__TASK__: Can you copy every line of the material below word for word, leaving the pictures out of your answer?

__EXTRACTED MATERIAL__:
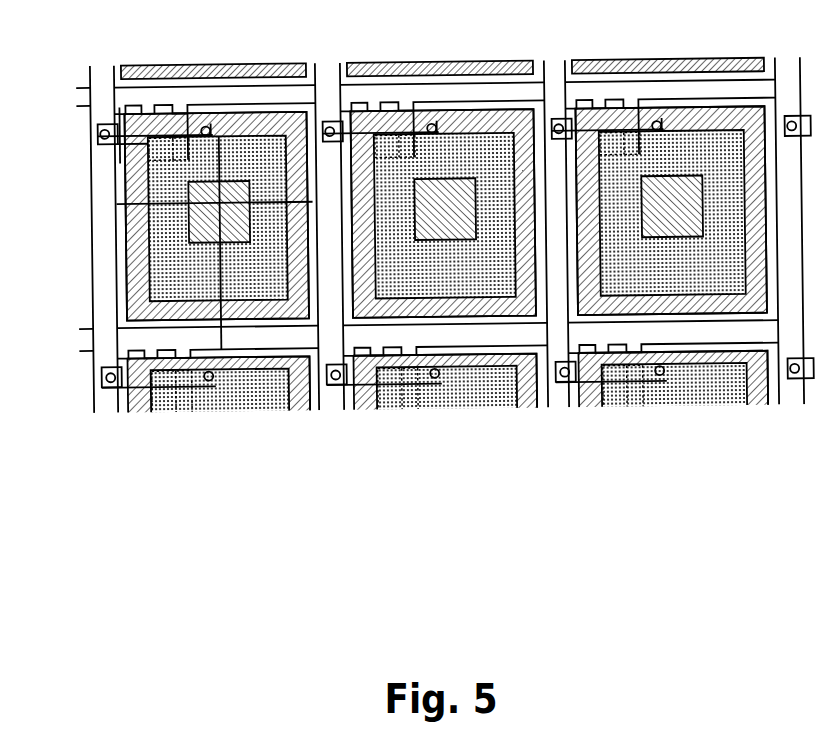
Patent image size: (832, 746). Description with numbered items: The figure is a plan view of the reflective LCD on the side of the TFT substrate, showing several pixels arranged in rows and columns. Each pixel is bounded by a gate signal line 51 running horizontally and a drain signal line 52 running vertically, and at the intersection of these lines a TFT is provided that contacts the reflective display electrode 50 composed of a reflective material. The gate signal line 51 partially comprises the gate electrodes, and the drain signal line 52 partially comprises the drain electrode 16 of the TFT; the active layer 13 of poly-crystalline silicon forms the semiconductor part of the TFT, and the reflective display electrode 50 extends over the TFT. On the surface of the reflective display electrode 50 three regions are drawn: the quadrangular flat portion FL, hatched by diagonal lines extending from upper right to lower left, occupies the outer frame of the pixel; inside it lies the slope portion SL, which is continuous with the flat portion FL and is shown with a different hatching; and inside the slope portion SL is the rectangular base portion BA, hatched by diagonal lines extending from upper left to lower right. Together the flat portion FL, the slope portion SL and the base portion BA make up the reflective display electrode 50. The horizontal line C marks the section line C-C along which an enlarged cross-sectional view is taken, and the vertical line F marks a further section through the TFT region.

The drain signal line 52 is at (100, 71).
The gate signal line 51 is at (82, 98).
The active layer 13 is at (121, 112).
The drain electrode 16 is at (110, 147).
The reflective display electrode 50 is at (127, 312).
The base portion BA is at (192, 230).
The slope portion SL is at (163, 270).
The flat portion FL is at (127, 287).
The section line F- F is at (99, 133).
The section line C- C is at (219, 203).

__WRITTEN REPLY__:
Patent image size: (832, 746). Description with numbered items: The figure is a plan view of the reflective LCD on the side of the TFT substrate, showing several pixels arranged in rows and columns. Each pixel is bounded by a gate signal line 51 running horizontally and a drain signal line 52 running vertically, and at the intersection of these lines a TFT is provided that contacts the reflective display electrode 50 composed of a reflective material. The gate signal line 51 partially comprises the gate electrodes, and the drain signal line 52 partially comprises the drain electrode 16 of the TFT; the active layer 13 of poly-crystalline silicon forms the semiconductor part of the TFT, and the reflective display electrode 50 extends over the TFT. On the surface of the reflective display electrode 50 three regions are drawn: the quadrangular flat portion FL, hatched by diagonal lines extending from upper right to lower left, occupies the outer frame of the pixel; inside it lies the slope portion SL, which is continuous with the flat portion FL and is shown with a different hatching; and inside the slope portion SL is the rectangular base portion BA, hatched by diagonal lines extending from upper left to lower right. Together the flat portion FL, the slope portion SL and the base portion BA make up the reflective display electrode 50. The horizontal line C marks the section line C-C along which an enlarged cross-sectional view is taken, and the vertical line F marks a further section through the TFT region.

The drain signal line 52 is at (100, 71).
The gate signal line 51 is at (82, 98).
The active layer 13 is at (121, 112).
The drain electrode 16 is at (110, 147).
The reflective display electrode 50 is at (127, 312).
The base portion BA is at (192, 230).
The slope portion SL is at (163, 270).
The flat portion FL is at (127, 287).
The section line F- F is at (99, 133).
The section line C- C is at (219, 203).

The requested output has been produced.